[Items listed in a dataset]
--- start ---
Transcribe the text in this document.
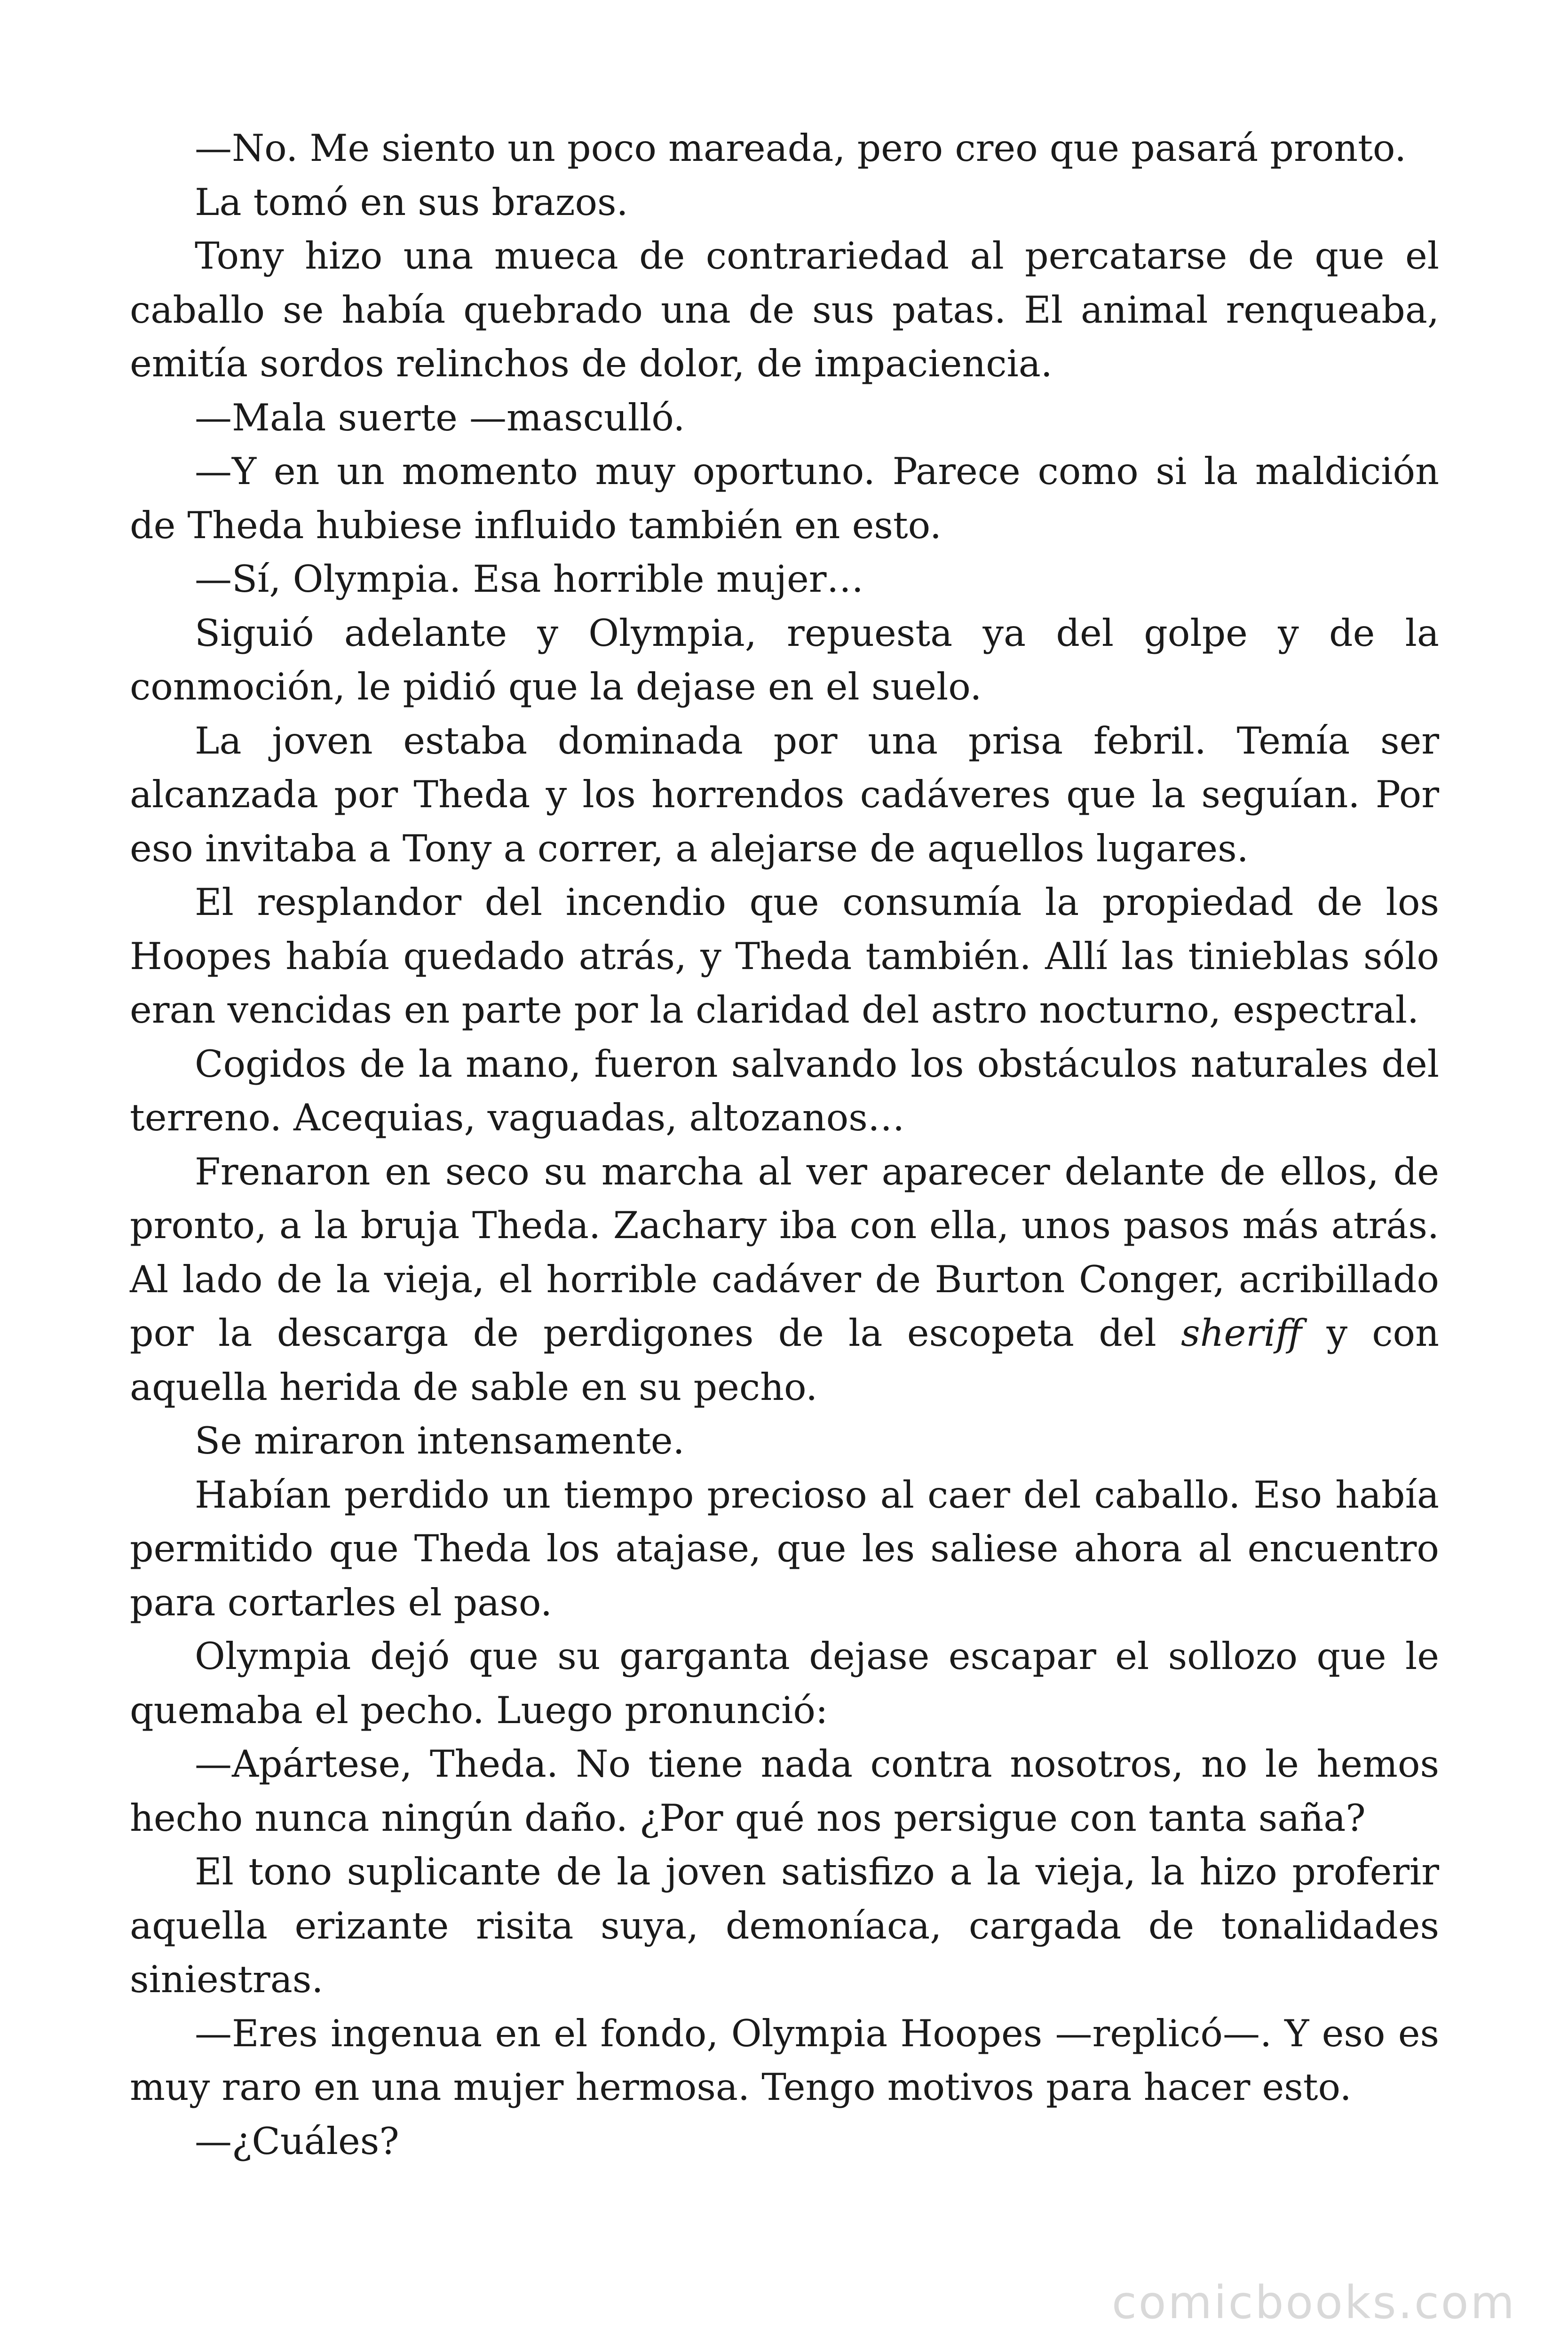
—No. Me siento un poco mareada, pero creo que pasará pronto.

La tomó en sus brazos.

Tony hizo una mueca de contrariedad al percatarse de que el caballo se había quebrado una de sus patas. El animal renqueaba, emitía sordos relinchos de dolor, de impaciencia.

—Mala suerte —masculló.

—Y en un momento muy oportuno. Parece como si la maldición de Theda hubiese influido también en esto.

—Sí, Olympia. Esa horrible mujer…

Siguió adelante y Olympia, repuesta ya del golpe y de la conmoción, le pidió que la dejase en el suelo.

La joven estaba dominada por una prisa febril. Temía ser alcanzada por Theda y los horrendos cadáveres que la seguían. Por eso invitaba a Tony a correr, a alejarse de aquellos lugares.

El resplandor del incendio que consumía la propiedad de los Hoopes había quedado atrás, y Theda también. Allí las tinieblas sólo eran vencidas en parte por la claridad del astro nocturno, espectral.

Cogidos de la mano, fueron salvando los obstáculos naturales del terreno. Acequias, vaguadas, altozanos…

Frenaron en seco su marcha al ver aparecer delante de ellos, de pronto, a la bruja Theda. Zachary iba con ella, unos pasos más atrás. Al lado de la vieja, el horrible cadáver de Burton Conger, acribillado por la descarga de perdigones de la escopeta del sheriff y con aquella herida de sable en su pecho.

Se miraron intensamente.

Habían perdido un tiempo precioso al caer del caballo. Eso había permitido que Theda los atajase, que les saliese ahora al encuentro para cortarles el paso.

Olympia dejó que su garganta dejase escapar el sollozo que le quemaba el pecho. Luego pronunció:

—Apártese, Theda. No tiene nada contra nosotros, no le hemos hecho nunca ningún daño. ¿Por qué nos persigue con tanta saña?

El tono suplicante de la joven satisfizo a la vieja, la hizo proferir aquella erizante risita suya, demoníaca, cargada de tonalidades siniestras.

—Eres ingenua en el fondo, Olympia Hoopes —replicó—. Y eso es muy raro en una mujer hermosa. Tengo motivos para hacer esto.

—¿Cuáles?

comicbooks.com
--- end ---
What this task involves –
Determine how many lines in the data above contain the string "aquella". Give nothing except the number.

Expected output –
2